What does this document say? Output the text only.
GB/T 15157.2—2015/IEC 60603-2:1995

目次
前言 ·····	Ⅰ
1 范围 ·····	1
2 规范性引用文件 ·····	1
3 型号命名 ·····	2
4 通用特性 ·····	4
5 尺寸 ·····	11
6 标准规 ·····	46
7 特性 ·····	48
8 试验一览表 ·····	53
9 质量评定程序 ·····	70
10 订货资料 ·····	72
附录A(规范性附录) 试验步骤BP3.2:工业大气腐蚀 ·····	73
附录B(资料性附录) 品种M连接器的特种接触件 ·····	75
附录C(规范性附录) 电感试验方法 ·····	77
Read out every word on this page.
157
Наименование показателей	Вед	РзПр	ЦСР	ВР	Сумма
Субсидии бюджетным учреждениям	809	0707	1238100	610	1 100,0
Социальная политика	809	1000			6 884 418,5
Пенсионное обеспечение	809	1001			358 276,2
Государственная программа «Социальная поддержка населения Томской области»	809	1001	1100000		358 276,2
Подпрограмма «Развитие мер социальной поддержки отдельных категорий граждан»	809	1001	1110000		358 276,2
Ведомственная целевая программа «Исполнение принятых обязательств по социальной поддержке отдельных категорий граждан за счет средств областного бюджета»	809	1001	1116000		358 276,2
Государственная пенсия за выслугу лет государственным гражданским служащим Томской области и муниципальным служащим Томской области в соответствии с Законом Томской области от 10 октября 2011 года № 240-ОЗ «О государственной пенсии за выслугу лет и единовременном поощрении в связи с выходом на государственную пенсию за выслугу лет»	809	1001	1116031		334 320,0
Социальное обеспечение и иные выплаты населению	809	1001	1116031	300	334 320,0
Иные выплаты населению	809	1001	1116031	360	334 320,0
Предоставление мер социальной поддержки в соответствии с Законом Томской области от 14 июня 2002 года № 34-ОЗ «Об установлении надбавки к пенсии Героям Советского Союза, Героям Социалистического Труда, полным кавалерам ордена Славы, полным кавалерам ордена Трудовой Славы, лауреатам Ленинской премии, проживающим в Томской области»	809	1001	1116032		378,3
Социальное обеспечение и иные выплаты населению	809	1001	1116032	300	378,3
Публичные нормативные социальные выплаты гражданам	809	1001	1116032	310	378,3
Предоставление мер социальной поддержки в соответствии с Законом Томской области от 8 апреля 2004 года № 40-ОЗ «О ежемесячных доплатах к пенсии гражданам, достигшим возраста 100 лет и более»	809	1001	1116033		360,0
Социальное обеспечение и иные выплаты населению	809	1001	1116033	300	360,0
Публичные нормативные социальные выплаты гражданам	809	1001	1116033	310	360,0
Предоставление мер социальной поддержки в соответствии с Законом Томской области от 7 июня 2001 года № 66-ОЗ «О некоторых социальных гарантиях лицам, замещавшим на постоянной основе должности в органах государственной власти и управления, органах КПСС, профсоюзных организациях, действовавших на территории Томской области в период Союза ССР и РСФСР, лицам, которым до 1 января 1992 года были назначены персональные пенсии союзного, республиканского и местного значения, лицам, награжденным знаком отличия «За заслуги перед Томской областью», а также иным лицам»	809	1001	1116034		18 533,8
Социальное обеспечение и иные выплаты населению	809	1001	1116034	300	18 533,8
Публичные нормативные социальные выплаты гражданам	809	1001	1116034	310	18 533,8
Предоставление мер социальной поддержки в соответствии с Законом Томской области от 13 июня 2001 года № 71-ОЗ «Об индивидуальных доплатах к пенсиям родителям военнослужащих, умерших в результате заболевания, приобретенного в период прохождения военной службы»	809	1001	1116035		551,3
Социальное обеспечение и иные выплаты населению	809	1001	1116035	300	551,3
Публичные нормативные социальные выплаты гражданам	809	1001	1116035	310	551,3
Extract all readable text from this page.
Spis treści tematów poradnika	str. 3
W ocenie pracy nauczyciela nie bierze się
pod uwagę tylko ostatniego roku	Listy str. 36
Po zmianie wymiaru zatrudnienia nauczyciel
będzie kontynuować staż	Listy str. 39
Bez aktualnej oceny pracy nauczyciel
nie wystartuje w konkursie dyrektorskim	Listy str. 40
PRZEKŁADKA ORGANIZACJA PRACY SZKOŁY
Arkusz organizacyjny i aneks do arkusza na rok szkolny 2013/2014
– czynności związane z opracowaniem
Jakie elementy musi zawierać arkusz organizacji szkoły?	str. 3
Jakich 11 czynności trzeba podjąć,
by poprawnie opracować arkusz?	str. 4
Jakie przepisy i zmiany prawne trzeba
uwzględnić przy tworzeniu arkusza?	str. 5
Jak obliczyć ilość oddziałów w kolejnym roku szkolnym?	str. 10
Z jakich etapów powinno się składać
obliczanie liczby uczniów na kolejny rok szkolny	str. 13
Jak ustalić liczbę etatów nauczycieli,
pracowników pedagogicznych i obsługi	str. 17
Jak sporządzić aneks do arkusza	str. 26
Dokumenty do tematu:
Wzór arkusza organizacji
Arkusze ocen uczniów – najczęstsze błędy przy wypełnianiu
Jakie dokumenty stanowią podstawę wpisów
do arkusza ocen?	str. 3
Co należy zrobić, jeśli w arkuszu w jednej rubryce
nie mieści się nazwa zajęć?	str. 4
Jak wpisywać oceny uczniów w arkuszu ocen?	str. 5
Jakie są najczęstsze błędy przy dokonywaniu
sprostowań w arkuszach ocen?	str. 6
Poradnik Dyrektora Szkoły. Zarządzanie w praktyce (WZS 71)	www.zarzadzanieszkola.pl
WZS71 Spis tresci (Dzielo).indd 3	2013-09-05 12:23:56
════════
Task to complete: All of the entries above should be written out again exactly.

Answer to this problem:
What does this document say? Output the text only.
GB/T 15157.2—2015/IEC 60603-2:1995

目次
前言 ·····	Ⅰ
1 范围 ·····	1
2 规范性引用文件 ·····	1
3 型号命名 ·····	2
4 通用特性 ·····	4
5 尺寸 ·····	11
6 标准规 ·····	46
7 特性 ·····	48
8 试验一览表 ·····	53
9 质量评定程序 ·····	70
10 订货资料 ·····	72
附录A(规范性附录) 试验步骤BP3.2:工业大气腐蚀 ·····	73
附录B(资料性附录) 品种M连接器的特种接触件 ·····	75
附录C(规范性附录) 电感试验方法 ·····	77
Read out every word on this page.
157
Наименование показателей	Вед	РзПр	ЦСР	ВР	Сумма
Субсидии бюджетным учреждениям	809	0707	1238100	610	1 100,0
Социальная политика	809	1000			6 884 418,5
Пенсионное обеспечение	809	1001			358 276,2
Государственная программа «Социальная поддержка населения Томской области»	809	1001	1100000		358 276,2
Подпрограмма «Развитие мер социальной поддержки отдельных категорий граждан»	809	1001	1110000		358 276,2
Ведомственная целевая программа «Исполнение принятых обязательств по социальной поддержке отдельных категорий граждан за счет средств областного бюджета»	809	1001	1116000		358 276,2
Государственная пенсия за выслугу лет государственным гражданским служащим Томской области и муниципальным служащим Томской области в соответствии с Законом Томской области от 10 октября 2011 года № 240-ОЗ «О государственной пенсии за выслугу лет и единовременном поощрении в связи с выходом на государственную пенсию за выслугу лет»	809	1001	1116031		334 320,0
Социальное обеспечение и иные выплаты населению	809	1001	1116031	300	334 320,0
Иные выплаты населению	809	1001	1116031	360	334 320,0
Предоставление мер социальной поддержки в соответствии с Законом Томской области от 14 июня 2002 года № 34-ОЗ «Об установлении надбавки к пенсии Героям Советского Союза, Героям Социалистического Труда, полным кавалерам ордена Славы, полным кавалерам ордена Трудовой Славы, лауреатам Ленинской премии, проживающим в Томской области»	809	1001	1116032		378,3
Социальное обеспечение и иные выплаты населению	809	1001	1116032	300	378,3
Публичные нормативные социальные выплаты гражданам	809	1001	1116032	310	378,3
Предоставление мер социальной поддержки в соответствии с Законом Томской области от 8 апреля 2004 года № 40-ОЗ «О ежемесячных доплатах к пенсии гражданам, достигшим возраста 100 лет и более»	809	1001	1116033		360,0
Социальное обеспечение и иные выплаты населению	809	1001	1116033	300	360,0
Публичные нормативные социальные выплаты гражданам	809	1001	1116033	310	360,0
Предоставление мер социальной поддержки в соответствии с Законом Томской области от 7 июня 2001 года № 66-ОЗ «О некоторых социальных гарантиях лицам, замещавшим на постоянной основе должности в органах государственной власти и управления, органах КПСС, профсоюзных организациях, действовавших на территории Томской области в период Союза ССР и РСФСР, лицам, которым до 1 января 1992 года были назначены персональные пенсии союзного, республиканского и местного значения, лицам, награжденным знаком отличия «За заслуги перед Томской областью», а также иным лицам»	809	1001	1116034		18 533,8
Социальное обеспечение и иные выплаты населению	809	1001	1116034	300	18 533,8
Публичные нормативные социальные выплаты гражданам	809	1001	1116034	310	18 533,8
Предоставление мер социальной поддержки в соответствии с Законом Томской области от 13 июня 2001 года № 71-ОЗ «Об индивидуальных доплатах к пенсиям родителям военнослужащих, умерших в результате заболевания, приобретенного в период прохождения военной службы»	809	1001	1116035		551,3
Социальное обеспечение и иные выплаты населению	809	1001	1116035	300	551,3
Публичные нормативные социальные выплаты гражданам	809	1001	1116035	310	551,3
Extract all readable text from this page.
Spis treści tematów poradnika	str. 3
W ocenie pracy nauczyciela nie bierze się
pod uwagę tylko ostatniego roku	Listy str. 36
Po zmianie wymiaru zatrudnienia nauczyciel
będzie kontynuować staż	Listy str. 39
Bez aktualnej oceny pracy nauczyciel
nie wystartuje w konkursie dyrektorskim	Listy str. 40
PRZEKŁADKA ORGANIZACJA PRACY SZKOŁY
Arkusz organizacyjny i aneks do arkusza na rok szkolny 2013/2014
– czynności związane z opracowaniem
Jakie elementy musi zawierać arkusz organizacji szkoły?	str. 3
Jakich 11 czynności trzeba podjąć,
by poprawnie opracować arkusz?	str. 4
Jakie przepisy i zmiany prawne trzeba
uwzględnić przy tworzeniu arkusza?	str. 5
Jak obliczyć ilość oddziałów w kolejnym roku szkolnym?	str. 10
Z jakich etapów powinno się składać
obliczanie liczby uczniów na kolejny rok szkolny	str. 13
Jak ustalić liczbę etatów nauczycieli,
pracowników pedagogicznych i obsługi	str. 17
Jak sporządzić aneks do arkusza	str. 26
Dokumenty do tematu:
Wzór arkusza organizacji
Arkusze ocen uczniów – najczęstsze błędy przy wypełnianiu
Jakie dokumenty stanowią podstawę wpisów
do arkusza ocen?	str. 3
Co należy zrobić, jeśli w arkuszu w jednej rubryce
nie mieści się nazwa zajęć?	str. 4
Jak wpisywać oceny uczniów w arkuszu ocen?	str. 5
Jakie są najczęstsze błędy przy dokonywaniu
sprostowań w arkuszach ocen?	str. 6
Poradnik Dyrektora Szkoły. Zarządzanie w praktyce (WZS 71)	www.zarzadzanieszkola.pl
WZS71 Spis tresci (Dzielo).indd 3	2013-09-05 12:23:56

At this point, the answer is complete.